Exercise aim —
Copy out the data exactly, leaving the pictures behind.

Exercise materials —
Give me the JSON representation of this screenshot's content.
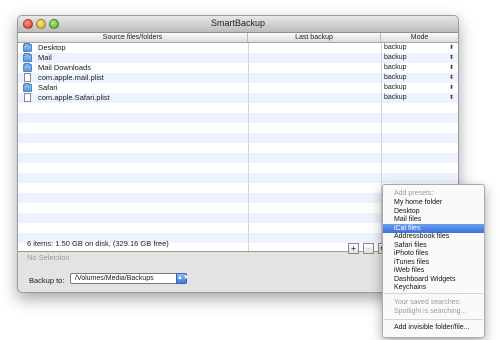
{
  "window": {
    "title": "SmartBackup"
  },
  "table": {
    "columns": [
      "Source files/folders",
      "Last backup",
      "Mode"
    ],
    "rows": [
      {
        "name": "Desktop",
        "type": "folder",
        "last_backup": "",
        "mode": "backup"
      },
      {
        "name": "Mail",
        "type": "folder",
        "last_backup": "",
        "mode": "backup"
      },
      {
        "name": "Mail Downloads",
        "type": "folder",
        "last_backup": "",
        "mode": "backup"
      },
      {
        "name": "com.apple.mail.plist",
        "type": "file",
        "last_backup": "",
        "mode": "backup"
      },
      {
        "name": "Safari",
        "type": "folder",
        "last_backup": "",
        "mode": "backup"
      },
      {
        "name": "com.apple.Safari.plist",
        "type": "file",
        "last_backup": "",
        "mode": "backup"
      }
    ]
  },
  "status": {
    "summary": "6 items: 1.50 GB on disk, (329.16 GB free)",
    "selection": "No Selection"
  },
  "buttons": {
    "add": "+",
    "remove": "-",
    "gear": "⚙"
  },
  "destination": {
    "label": "Backup to:",
    "path": "/Volumes/Media/Backups"
  },
  "menu": {
    "presets_header": "Add presets:",
    "presets": [
      "My home folder",
      "Desktop",
      "Mail files",
      "iCal files",
      "Addressbook files",
      "Safari files",
      "iPhoto files",
      "iTunes files",
      "iWeb files",
      "Dashboard Widgets",
      "Keychains"
    ],
    "selected": "iCal files",
    "searches_header": "Your saved searches:",
    "searches_status": "Spotlight is searching...",
    "add_invisible": "Add invisible folder/file..."
  },
  "icons": {
    "folder": "folder-icon",
    "file": "document-icon",
    "popup": "popup-arrows-icon"
  }
}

Complete answer —
Give me the JSON representation of this screenshot's content.
{
  "window": {
    "title": "SmartBackup"
  },
  "table": {
    "columns": [
      "Source files/folders",
      "Last backup",
      "Mode"
    ],
    "rows": [
      {
        "name": "Desktop",
        "type": "folder",
        "last_backup": "",
        "mode": "backup"
      },
      {
        "name": "Mail",
        "type": "folder",
        "last_backup": "",
        "mode": "backup"
      },
      {
        "name": "Mail Downloads",
        "type": "folder",
        "last_backup": "",
        "mode": "backup"
      },
      {
        "name": "com.apple.mail.plist",
        "type": "file",
        "last_backup": "",
        "mode": "backup"
      },
      {
        "name": "Safari",
        "type": "folder",
        "last_backup": "",
        "mode": "backup"
      },
      {
        "name": "com.apple.Safari.plist",
        "type": "file",
        "last_backup": "",
        "mode": "backup"
      }
    ]
  },
  "status": {
    "summary": "6 items: 1.50 GB on disk, (329.16 GB free)",
    "selection": "No Selection"
  },
  "buttons": {
    "add": "+",
    "remove": "-",
    "gear": "⚙"
  },
  "destination": {
    "label": "Backup to:",
    "path": "/Volumes/Media/Backups"
  },
  "menu": {
    "presets_header": "Add presets:",
    "presets": [
      "My home folder",
      "Desktop",
      "Mail files",
      "iCal files",
      "Addressbook files",
      "Safari files",
      "iPhoto files",
      "iTunes files",
      "iWeb files",
      "Dashboard Widgets",
      "Keychains"
    ],
    "selected": "iCal files",
    "searches_header": "Your saved searches:",
    "searches_status": "Spotlight is searching...",
    "add_invisible": "Add invisible folder/file..."
  },
  "icons": {
    "folder": "folder-icon",
    "file": "document-icon",
    "popup": "popup-arrows-icon"
  }
}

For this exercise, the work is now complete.